# Given task 1
Can you write out the stored rows below exactly as they appear, starting with the line containing "x-tick-label: 600 bbox=[413, 346, 436, 362]" and going on through the line containing "y-tick-label: .25 bbox=[53, 200, 69, 219]"?

# Provided text
☆ ☆ ☆ ☆ ☆

Lets compute 13 week aggregate sales:

In [55]:
earliest_date = forecast['ds'].min()

# Step 2: Calculate week numbers
forecast['WEEK_NUMBER'] = ((forecast['ds'] - earliest_date).dt.days // 7) % 52
weekly_forecast_data = forecast.groupby('WEEK_NUMBER')['yhat'].sum().reset_index()
In [56]:
# Sort the DataFrame by 'WEEK_NUMBER' if it's not already sorted
weekly_forecast_data = weekly_forecast_data.sort_values(by='WEEK_NUMBER')

# Ensure that there are enough rows to compute the rolling sum
if len(weekly_forecast_data) < 13:
    print("Insufficient data to compute rolling sum.")
else:
    # Initialize an empty list to store the results
    rolling_sales_sum = []

    # Iterate over the DataFrame to calculate the rolling sum for each 13-week interval
    for i in range(len(weekly_forecast_data) - 12):
        # Calculate the sum of UNIT_SALES for the current 13-week interval
        sales_sum = weekly_forecast_data.loc[i:i+12, 'yhat'].sum()
        # Construct the 13-week interval string
        interval = f"{weekly_data.iloc[i]['WEEK_NUMBER']}-{weekly_data.iloc[i+12]['WEEK_NUMBER']}"

☆ ☆ ☆ ☆ ☆

[Stored records]
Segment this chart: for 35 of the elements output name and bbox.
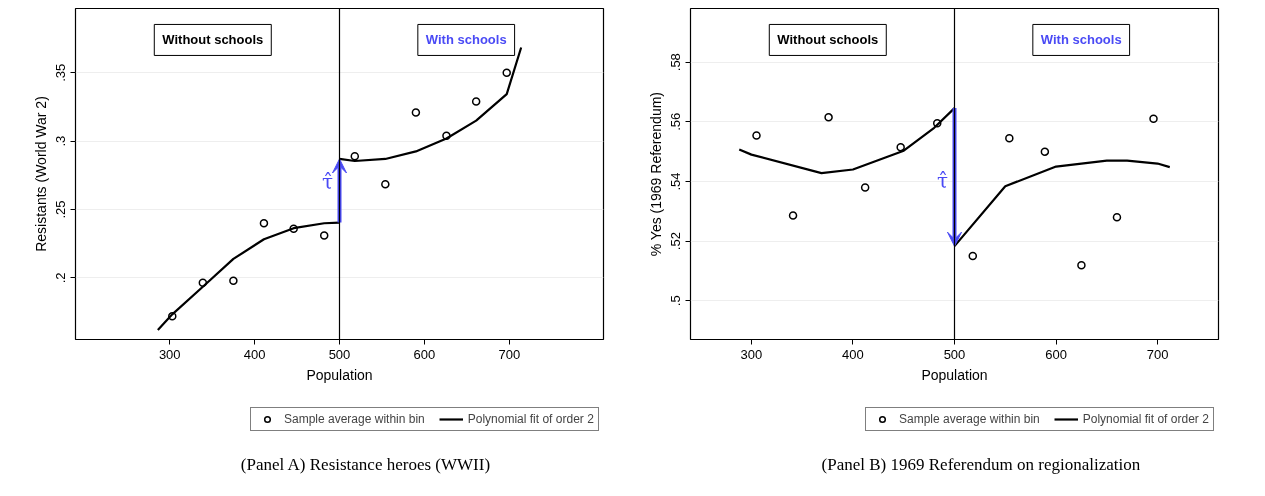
x-tick-label: 600 bbox=[413, 346, 436, 362]
x-tick-label: 500 bbox=[328, 346, 351, 362]
annotation: Without schools bbox=[162, 32, 264, 48]
annotation: τ̂ bbox=[321, 170, 334, 195]
x-tick-label: 400 bbox=[842, 346, 864, 362]
legend-label: Polynomial fit of order 2 bbox=[467, 412, 594, 426]
annotation: With schools bbox=[1040, 32, 1122, 48]
x-tick-label: 700 bbox=[498, 346, 521, 362]
x-axis-title: Population bbox=[306, 366, 373, 383]
x-axis-title: Population bbox=[921, 366, 988, 383]
x-tick-label: 400 bbox=[243, 346, 266, 362]
y-tick-label: .25 bbox=[53, 200, 69, 219]
y-tick-label: .3 bbox=[53, 135, 69, 147]
y-tick-label: .35 bbox=[53, 63, 69, 82]
legend-label: Polynomial fit of order 2 bbox=[1082, 412, 1209, 426]
x-tick-label: 600 bbox=[1045, 346, 1067, 362]
annotation: τ̂ bbox=[936, 169, 949, 194]
y-tick-label: .58 bbox=[668, 53, 684, 72]
y-tick-label: .5 bbox=[668, 295, 684, 307]
y-tick-label: .54 bbox=[668, 172, 684, 191]
y-tick-label: .52 bbox=[668, 232, 684, 251]
x-tick-label: 700 bbox=[1146, 346, 1169, 362]
annotation: With schools bbox=[425, 32, 507, 48]
text: (Panel A) Resistance heroes (WWII) bbox=[240, 454, 491, 474]
y-axis-title: Resistants (World War 2) bbox=[32, 96, 49, 252]
legend-label: Sample average within bin bbox=[899, 412, 1040, 426]
x-tick-label: 300 bbox=[158, 346, 181, 362]
text: (Panel B) 1969 Referendum on regionalization bbox=[821, 454, 1141, 474]
annotation: Without schools bbox=[777, 32, 879, 48]
y-axis-title: % Yes (1969 Referendum) bbox=[647, 92, 664, 257]
legend-label: Sample average within bin bbox=[284, 412, 425, 426]
x-tick-label: 500 bbox=[943, 346, 966, 362]
x-tick-label: 300 bbox=[740, 346, 763, 362]
y-tick-label: .2 bbox=[53, 272, 69, 284]
y-tick-label: .56 bbox=[668, 112, 684, 131]
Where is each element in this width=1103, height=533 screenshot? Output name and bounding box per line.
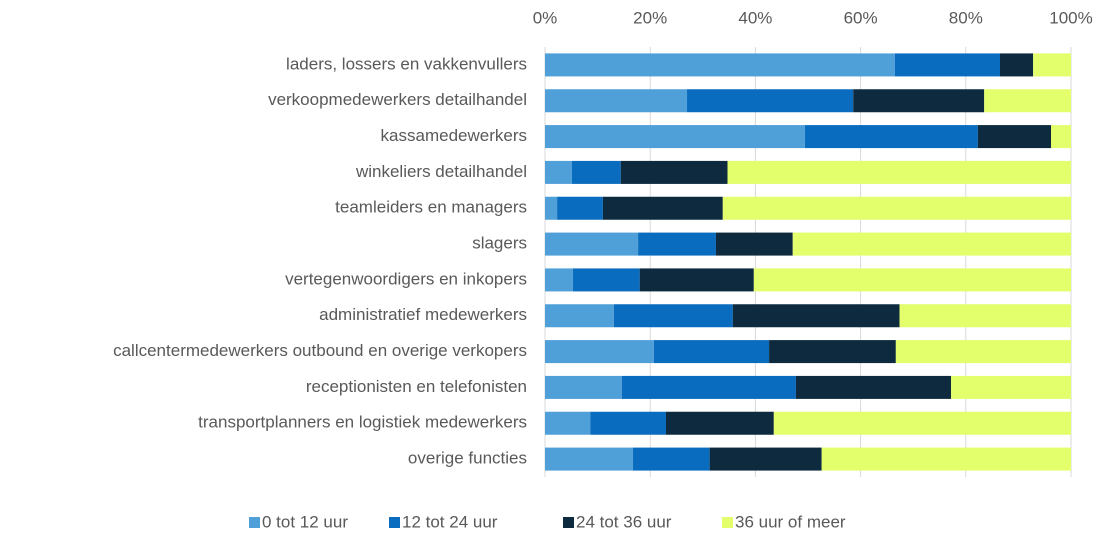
- y-tick-label: slagers: [472, 234, 527, 253]
- bar-segment: [753, 268, 1071, 292]
- legend-label: 0 tot 12 uur: [262, 512, 348, 531]
- bar-segment: [545, 340, 654, 364]
- y-tick-label: overige functies: [408, 449, 527, 468]
- bar-segment: [545, 89, 688, 113]
- bar-segment: [545, 53, 895, 77]
- bar-segment: [620, 160, 728, 184]
- bar-segment: [557, 196, 603, 220]
- bar-segment: [821, 447, 1071, 471]
- bar-segment: [545, 447, 633, 471]
- y-tick-label: transportplanners en logistiek medewerke…: [198, 413, 527, 432]
- bar-segment: [545, 196, 558, 220]
- bar-segment: [727, 160, 1071, 184]
- bar-segment: [899, 304, 1071, 328]
- x-tick-label: 20%: [633, 8, 667, 27]
- bar-segment: [632, 447, 710, 471]
- x-tick-label: 60%: [844, 8, 878, 27]
- legend-swatch: [722, 517, 733, 528]
- bar-segment: [732, 304, 900, 328]
- bar-segment: [722, 196, 1071, 220]
- bar-segment: [804, 125, 978, 149]
- bar-segment: [687, 89, 854, 113]
- bar-segment: [572, 268, 640, 292]
- y-tick-label: laders, lossers en vakkenvullers: [286, 54, 527, 73]
- y-tick-label: vertegenwoordigers en inkopers: [285, 269, 527, 288]
- y-tick-label: kassamedewerkers: [381, 126, 527, 145]
- bar-segment: [773, 411, 1071, 435]
- bar-segment: [545, 125, 805, 149]
- y-tick-label: winkeliers detailhandel: [355, 162, 527, 181]
- bar-segment: [545, 160, 572, 184]
- bar-segment: [602, 196, 723, 220]
- bar-segment: [795, 375, 952, 399]
- bar-segment: [853, 89, 985, 113]
- x-tick-label: 40%: [738, 8, 772, 27]
- y-tick-label: callcentermedewerkers outbound en overig…: [113, 341, 527, 360]
- legend-label: 24 tot 36 uur: [576, 512, 672, 531]
- legend-label: 12 tot 24 uur: [402, 512, 498, 531]
- bar-segment: [977, 125, 1052, 149]
- bar-segment: [545, 375, 622, 399]
- bar-segment: [653, 340, 770, 364]
- bar-segment: [545, 268, 573, 292]
- bar-segment: [545, 304, 614, 328]
- bar-segment: [545, 232, 639, 256]
- legend-swatch: [563, 517, 574, 528]
- bar-segment: [709, 447, 822, 471]
- legend-swatch: [389, 517, 400, 528]
- bar-segment: [639, 268, 754, 292]
- bar-segment: [999, 53, 1034, 77]
- bar-segment: [638, 232, 716, 256]
- bar-segment: [590, 411, 666, 435]
- y-tick-label: receptionisten en telefonisten: [306, 377, 527, 396]
- y-tick-label: verkoopmedewerkers detailhandel: [268, 90, 527, 109]
- legend-label: 36 uur of meer: [735, 512, 846, 531]
- bar-segment: [613, 304, 733, 328]
- bar-segment: [895, 340, 1071, 364]
- bar-segment: [792, 232, 1071, 256]
- bar-segment: [1051, 125, 1071, 149]
- x-tick-label: 80%: [949, 8, 983, 27]
- bar-segment: [984, 89, 1071, 113]
- bar-segment: [769, 340, 896, 364]
- bar-segment: [894, 53, 1000, 77]
- bar-segment: [571, 160, 621, 184]
- x-tick-label: 100%: [1049, 8, 1092, 27]
- bar-segment: [665, 411, 774, 435]
- bar-segment: [715, 232, 793, 256]
- y-tick-label: teamleiders en managers: [335, 198, 527, 217]
- bar-segment: [1033, 53, 1071, 77]
- bar-segment: [621, 375, 796, 399]
- x-tick-label: 0%: [533, 8, 558, 27]
- legend-swatch: [249, 517, 260, 528]
- bar-segment: [545, 411, 591, 435]
- bar-segment: [951, 375, 1071, 399]
- y-tick-label: administratief medewerkers: [319, 305, 527, 324]
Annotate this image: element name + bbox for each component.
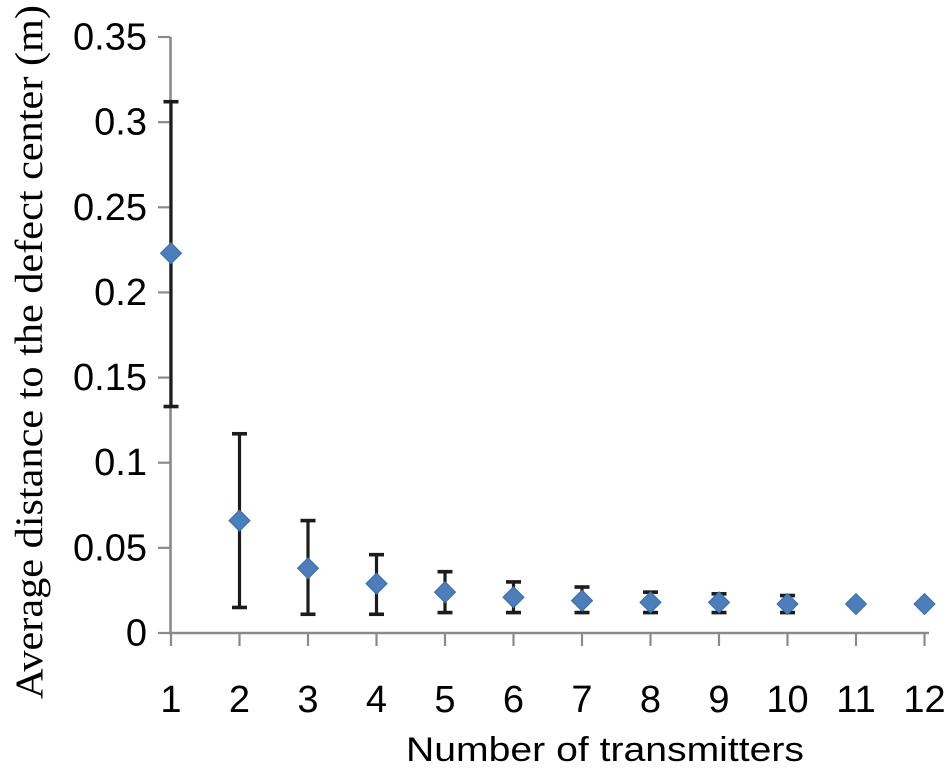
data-point-marker	[228, 509, 251, 532]
y-tick-label: 0.2	[94, 272, 147, 314]
y-tick-label: 0.3	[94, 102, 147, 144]
data-point-marker	[433, 580, 457, 604]
data-point-marker	[913, 592, 936, 616]
x-tick-label: 5	[434, 679, 455, 721]
data-point-marker	[570, 589, 594, 612]
x-tick-label: 2	[229, 679, 250, 721]
x-tick-label: 4	[366, 679, 387, 721]
y-tick-label: 0.1	[94, 442, 147, 484]
plot-area: 00.050.10.150.20.250.30.351 2 3 4 5 6 7 8 9 10 11 1…	[73, 17, 946, 722]
x-tick-label: 6	[503, 679, 524, 721]
y-tick-label: 0.25	[73, 187, 147, 229]
x-tick-label: 9	[708, 679, 729, 721]
data-point-marker	[639, 591, 662, 614]
x-tick-label: 10	[766, 679, 808, 721]
x-tick-label: 8	[640, 679, 661, 721]
data-point-marker	[707, 591, 731, 614]
x-tick-label: 3	[297, 679, 318, 721]
x-axis-title: Number of transmitters	[406, 731, 804, 769]
y-tick-label: 0.05	[73, 527, 147, 569]
data-point-marker	[844, 592, 868, 616]
data-point-marker	[365, 572, 388, 595]
data-point-marker	[776, 592, 799, 616]
data-point-marker	[502, 586, 525, 609]
y-tick-label: 0.35	[73, 17, 147, 59]
y-tick-label: 0	[126, 613, 147, 655]
data-point-marker	[159, 242, 183, 265]
y-axis-title: Average distance to the defect center (m…	[8, 5, 51, 699]
x-tick-label: 11	[836, 679, 875, 721]
x-tick-label: 7	[571, 679, 592, 721]
y-tick-label: 0.15	[73, 357, 147, 399]
data-point-marker	[296, 557, 320, 580]
x-tick-label: 12	[903, 679, 945, 721]
x-tick-label: 1	[160, 679, 181, 721]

☆ ☆ ☆ ☆ ☆

# Given task 2
Could you give again, word for word, the part of the sales forecast code above starting with "# Iterate over" and going on through "sales_sum = weekly_forecast_data.loc[i:i+12, 'yhat'].sum()"?

# Worked answer 1
x-tick-label: 600 bbox=[413, 346, 436, 362]
x-tick-label: 500 bbox=[328, 346, 351, 362]
annotation: Without schools bbox=[162, 32, 264, 48]
annotation: τ̂ bbox=[321, 170, 334, 195]
x-tick-label: 400 bbox=[842, 346, 864, 362]
legend-label: Polynomial fit of order 2 bbox=[467, 412, 594, 426]
annotation: With schools bbox=[1040, 32, 1122, 48]
x-tick-label: 700 bbox=[498, 346, 521, 362]
x-axis-title: Population bbox=[306, 366, 373, 383]
x-axis-title: Population bbox=[921, 366, 988, 383]
x-tick-label: 400 bbox=[243, 346, 266, 362]
y-tick-label: .25 bbox=[53, 200, 69, 219]

# Worked answer 2
# Iterate over the DataFrame to calculate the rolling sum for each 13-week interval
    for i in range(len(weekly_forecast_data) - 12):
        # Calculate the sum of UNIT_SALES for the current 13-week interval
        sales_sum = weekly_forecast_data.loc[i:i+12, 'yhat'].sum()